→ Exercise aim
Exactly reproduce each line of the listing that follows.

** START OF Records provided **

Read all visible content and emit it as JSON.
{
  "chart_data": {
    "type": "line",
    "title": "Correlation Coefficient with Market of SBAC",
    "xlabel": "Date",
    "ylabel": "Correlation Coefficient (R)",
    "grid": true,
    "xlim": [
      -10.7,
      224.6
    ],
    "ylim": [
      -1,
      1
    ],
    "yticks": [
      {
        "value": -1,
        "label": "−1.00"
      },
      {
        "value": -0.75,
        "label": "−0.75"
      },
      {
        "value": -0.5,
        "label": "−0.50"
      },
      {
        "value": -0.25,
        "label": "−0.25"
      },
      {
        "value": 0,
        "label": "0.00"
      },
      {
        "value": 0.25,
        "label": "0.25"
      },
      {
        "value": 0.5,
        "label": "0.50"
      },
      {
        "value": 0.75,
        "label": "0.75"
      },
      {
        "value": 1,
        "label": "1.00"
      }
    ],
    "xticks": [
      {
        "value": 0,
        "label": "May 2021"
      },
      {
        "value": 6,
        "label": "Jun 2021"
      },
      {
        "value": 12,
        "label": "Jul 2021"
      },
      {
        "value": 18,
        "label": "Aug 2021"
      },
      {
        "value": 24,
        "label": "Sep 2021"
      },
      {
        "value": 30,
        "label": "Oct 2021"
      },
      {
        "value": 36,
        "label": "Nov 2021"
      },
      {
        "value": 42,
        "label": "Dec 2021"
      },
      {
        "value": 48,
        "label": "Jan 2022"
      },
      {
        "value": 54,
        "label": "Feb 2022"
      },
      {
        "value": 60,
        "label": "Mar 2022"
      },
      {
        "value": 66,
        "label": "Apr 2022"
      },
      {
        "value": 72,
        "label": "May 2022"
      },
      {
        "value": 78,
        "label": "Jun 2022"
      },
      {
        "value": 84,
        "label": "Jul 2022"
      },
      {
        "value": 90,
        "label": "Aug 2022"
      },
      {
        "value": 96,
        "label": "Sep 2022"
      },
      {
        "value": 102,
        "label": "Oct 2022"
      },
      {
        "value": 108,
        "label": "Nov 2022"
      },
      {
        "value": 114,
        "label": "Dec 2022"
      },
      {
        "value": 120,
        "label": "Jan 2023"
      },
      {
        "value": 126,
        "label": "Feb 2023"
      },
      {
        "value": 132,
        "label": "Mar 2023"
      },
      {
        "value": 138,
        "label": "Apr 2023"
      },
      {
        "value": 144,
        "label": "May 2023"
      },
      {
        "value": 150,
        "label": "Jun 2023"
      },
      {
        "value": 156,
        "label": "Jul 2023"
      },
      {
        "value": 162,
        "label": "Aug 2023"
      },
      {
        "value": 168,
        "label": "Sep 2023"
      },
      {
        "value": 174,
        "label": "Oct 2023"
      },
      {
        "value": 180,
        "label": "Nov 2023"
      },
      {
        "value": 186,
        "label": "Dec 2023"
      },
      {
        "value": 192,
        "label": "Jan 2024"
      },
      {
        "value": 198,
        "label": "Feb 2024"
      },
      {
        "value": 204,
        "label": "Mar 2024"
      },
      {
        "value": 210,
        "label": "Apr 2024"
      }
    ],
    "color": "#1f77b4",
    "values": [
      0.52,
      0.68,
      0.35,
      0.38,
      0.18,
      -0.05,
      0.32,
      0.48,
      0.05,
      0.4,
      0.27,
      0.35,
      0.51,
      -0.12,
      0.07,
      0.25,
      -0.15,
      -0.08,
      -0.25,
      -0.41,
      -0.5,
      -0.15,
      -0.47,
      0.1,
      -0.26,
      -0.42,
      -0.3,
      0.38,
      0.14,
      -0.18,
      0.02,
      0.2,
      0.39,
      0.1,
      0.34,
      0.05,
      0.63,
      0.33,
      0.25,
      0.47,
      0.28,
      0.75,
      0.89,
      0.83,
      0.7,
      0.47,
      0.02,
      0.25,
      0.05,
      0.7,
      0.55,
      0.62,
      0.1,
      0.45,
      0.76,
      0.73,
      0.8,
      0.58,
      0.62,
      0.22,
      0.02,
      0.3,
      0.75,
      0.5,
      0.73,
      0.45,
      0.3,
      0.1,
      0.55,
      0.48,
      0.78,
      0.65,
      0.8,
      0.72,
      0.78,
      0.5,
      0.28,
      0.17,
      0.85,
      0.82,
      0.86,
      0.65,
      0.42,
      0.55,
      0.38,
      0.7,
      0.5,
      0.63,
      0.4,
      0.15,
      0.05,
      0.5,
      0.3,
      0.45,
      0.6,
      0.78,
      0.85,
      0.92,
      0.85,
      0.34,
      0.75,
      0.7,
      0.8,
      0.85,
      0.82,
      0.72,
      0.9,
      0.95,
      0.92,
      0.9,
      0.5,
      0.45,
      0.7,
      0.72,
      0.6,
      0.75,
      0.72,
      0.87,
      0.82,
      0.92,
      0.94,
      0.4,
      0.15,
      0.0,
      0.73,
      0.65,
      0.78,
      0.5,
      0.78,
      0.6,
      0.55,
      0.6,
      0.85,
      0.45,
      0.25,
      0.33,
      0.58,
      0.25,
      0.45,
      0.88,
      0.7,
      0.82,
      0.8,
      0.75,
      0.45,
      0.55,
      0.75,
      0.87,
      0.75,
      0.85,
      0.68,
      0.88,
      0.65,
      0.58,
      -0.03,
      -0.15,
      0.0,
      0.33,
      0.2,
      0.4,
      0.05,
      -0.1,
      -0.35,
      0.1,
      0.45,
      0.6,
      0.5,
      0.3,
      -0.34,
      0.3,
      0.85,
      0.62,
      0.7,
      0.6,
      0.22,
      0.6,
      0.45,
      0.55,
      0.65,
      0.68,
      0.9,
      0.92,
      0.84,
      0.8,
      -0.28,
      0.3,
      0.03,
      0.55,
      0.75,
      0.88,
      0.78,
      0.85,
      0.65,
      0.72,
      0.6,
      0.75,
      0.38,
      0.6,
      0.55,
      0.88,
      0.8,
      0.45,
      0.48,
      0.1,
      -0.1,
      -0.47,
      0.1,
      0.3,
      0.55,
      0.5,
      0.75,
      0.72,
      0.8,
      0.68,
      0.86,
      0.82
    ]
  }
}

** END OF Records provided **

→ Answer to this exercise
Read all visible content and emit it as JSON.
{
  "chart_data": {
    "type": "line",
    "title": "Correlation Coefficient with Market of SBAC",
    "xlabel": "Date",
    "ylabel": "Correlation Coefficient (R)",
    "grid": true,
    "xlim": [
      -10.7,
      224.6
    ],
    "ylim": [
      -1,
      1
    ],
    "yticks": [
      {
        "value": -1,
        "label": "−1.00"
      },
      {
        "value": -0.75,
        "label": "−0.75"
      },
      {
        "value": -0.5,
        "label": "−0.50"
      },
      {
        "value": -0.25,
        "label": "−0.25"
      },
      {
        "value": 0,
        "label": "0.00"
      },
      {
        "value": 0.25,
        "label": "0.25"
      },
      {
        "value": 0.5,
        "label": "0.50"
      },
      {
        "value": 0.75,
        "label": "0.75"
      },
      {
        "value": 1,
        "label": "1.00"
      }
    ],
    "xticks": [
      {
        "value": 0,
        "label": "May 2021"
      },
      {
        "value": 6,
        "label": "Jun 2021"
      },
      {
        "value": 12,
        "label": "Jul 2021"
      },
      {
        "value": 18,
        "label": "Aug 2021"
      },
      {
        "value": 24,
        "label": "Sep 2021"
      },
      {
        "value": 30,
        "label": "Oct 2021"
      },
      {
        "value": 36,
        "label": "Nov 2021"
      },
      {
        "value": 42,
        "label": "Dec 2021"
      },
      {
        "value": 48,
        "label": "Jan 2022"
      },
      {
        "value": 54,
        "label": "Feb 2022"
      },
      {
        "value": 60,
        "label": "Mar 2022"
      },
      {
        "value": 66,
        "label": "Apr 2022"
      },
      {
        "value": 72,
        "label": "May 2022"
      },
      {
        "value": 78,
        "label": "Jun 2022"
      },
      {
        "value": 84,
        "label": "Jul 2022"
      },
      {
        "value": 90,
        "label": "Aug 2022"
      },
      {
        "value": 96,
        "label": "Sep 2022"
      },
      {
        "value": 102,
        "label": "Oct 2022"
      },
      {
        "value": 108,
        "label": "Nov 2022"
      },
      {
        "value": 114,
        "label": "Dec 2022"
      },
      {
        "value": 120,
        "label": "Jan 2023"
      },
      {
        "value": 126,
        "label": "Feb 2023"
      },
      {
        "value": 132,
        "label": "Mar 2023"
      },
      {
        "value": 138,
        "label": "Apr 2023"
      },
      {
        "value": 144,
        "label": "May 2023"
      },
      {
        "value": 150,
        "label": "Jun 2023"
      },
      {
        "value": 156,
        "label": "Jul 2023"
      },
      {
        "value": 162,
        "label": "Aug 2023"
      },
      {
        "value": 168,
        "label": "Sep 2023"
      },
      {
        "value": 174,
        "label": "Oct 2023"
      },
      {
        "value": 180,
        "label": "Nov 2023"
      },
      {
        "value": 186,
        "label": "Dec 2023"
      },
      {
        "value": 192,
        "label": "Jan 2024"
      },
      {
        "value": 198,
        "label": "Feb 2024"
      },
      {
        "value": 204,
        "label": "Mar 2024"
      },
      {
        "value": 210,
        "label": "Apr 2024"
      }
    ],
    "color": "#1f77b4",
    "values": [
      0.52,
      0.68,
      0.35,
      0.38,
      0.18,
      -0.05,
      0.32,
      0.48,
      0.05,
      0.4,
      0.27,
      0.35,
      0.51,
      -0.12,
      0.07,
      0.25,
      -0.15,
      -0.08,
      -0.25,
      -0.41,
      -0.5,
      -0.15,
      -0.47,
      0.1,
      -0.26,
      -0.42,
      -0.3,
      0.38,
      0.14,
      -0.18,
      0.02,
      0.2,
      0.39,
      0.1,
      0.34,
      0.05,
      0.63,
      0.33,
      0.25,
      0.47,
      0.28,
      0.75,
      0.89,
      0.83,
      0.7,
      0.47,
      0.02,
      0.25,
      0.05,
      0.7,
      0.55,
      0.62,
      0.1,
      0.45,
      0.76,
      0.73,
      0.8,
      0.58,
      0.62,
      0.22,
      0.02,
      0.3,
      0.75,
      0.5,
      0.73,
      0.45,
      0.3,
      0.1,
      0.55,
      0.48,
      0.78,
      0.65,
      0.8,
      0.72,
      0.78,
      0.5,
      0.28,
      0.17,
      0.85,
      0.82,
      0.86,
      0.65,
      0.42,
      0.55,
      0.38,
      0.7,
      0.5,
      0.63,
      0.4,
      0.15,
      0.05,
      0.5,
      0.3,
      0.45,
      0.6,
      0.78,
      0.85,
      0.92,
      0.85,
      0.34,
      0.75,
      0.7,
      0.8,
      0.85,
      0.82,
      0.72,
      0.9,
      0.95,
      0.92,
      0.9,
      0.5,
      0.45,
      0.7,
      0.72,
      0.6,
      0.75,
      0.72,
      0.87,
      0.82,
      0.92,
      0.94,
      0.4,
      0.15,
      0.0,
      0.73,
      0.65,
      0.78,
      0.5,
      0.78,
      0.6,
      0.55,
      0.6,
      0.85,
      0.45,
      0.25,
      0.33,
      0.58,
      0.25,
      0.45,
      0.88,
      0.7,
      0.82,
      0.8,
      0.75,
      0.45,
      0.55,
      0.75,
      0.87,
      0.75,
      0.85,
      0.68,
      0.88,
      0.65,
      0.58,
      -0.03,
      -0.15,
      0.0,
      0.33,
      0.2,
      0.4,
      0.05,
      -0.1,
      -0.35,
      0.1,
      0.45,
      0.6,
      0.5,
      0.3,
      -0.34,
      0.3,
      0.85,
      0.62,
      0.7,
      0.6,
      0.22,
      0.6,
      0.45,
      0.55,
      0.65,
      0.68,
      0.9,
      0.92,
      0.84,
      0.8,
      -0.28,
      0.3,
      0.03,
      0.55,
      0.75,
      0.88,
      0.78,
      0.85,
      0.65,
      0.72,
      0.6,
      0.75,
      0.38,
      0.6,
      0.55,
      0.88,
      0.8,
      0.45,
      0.48,
      0.1,
      -0.1,
      -0.47,
      0.1,
      0.3,
      0.55,
      0.5,
      0.75,
      0.72,
      0.8,
      0.68,
      0.86,
      0.82
    ]
  }
}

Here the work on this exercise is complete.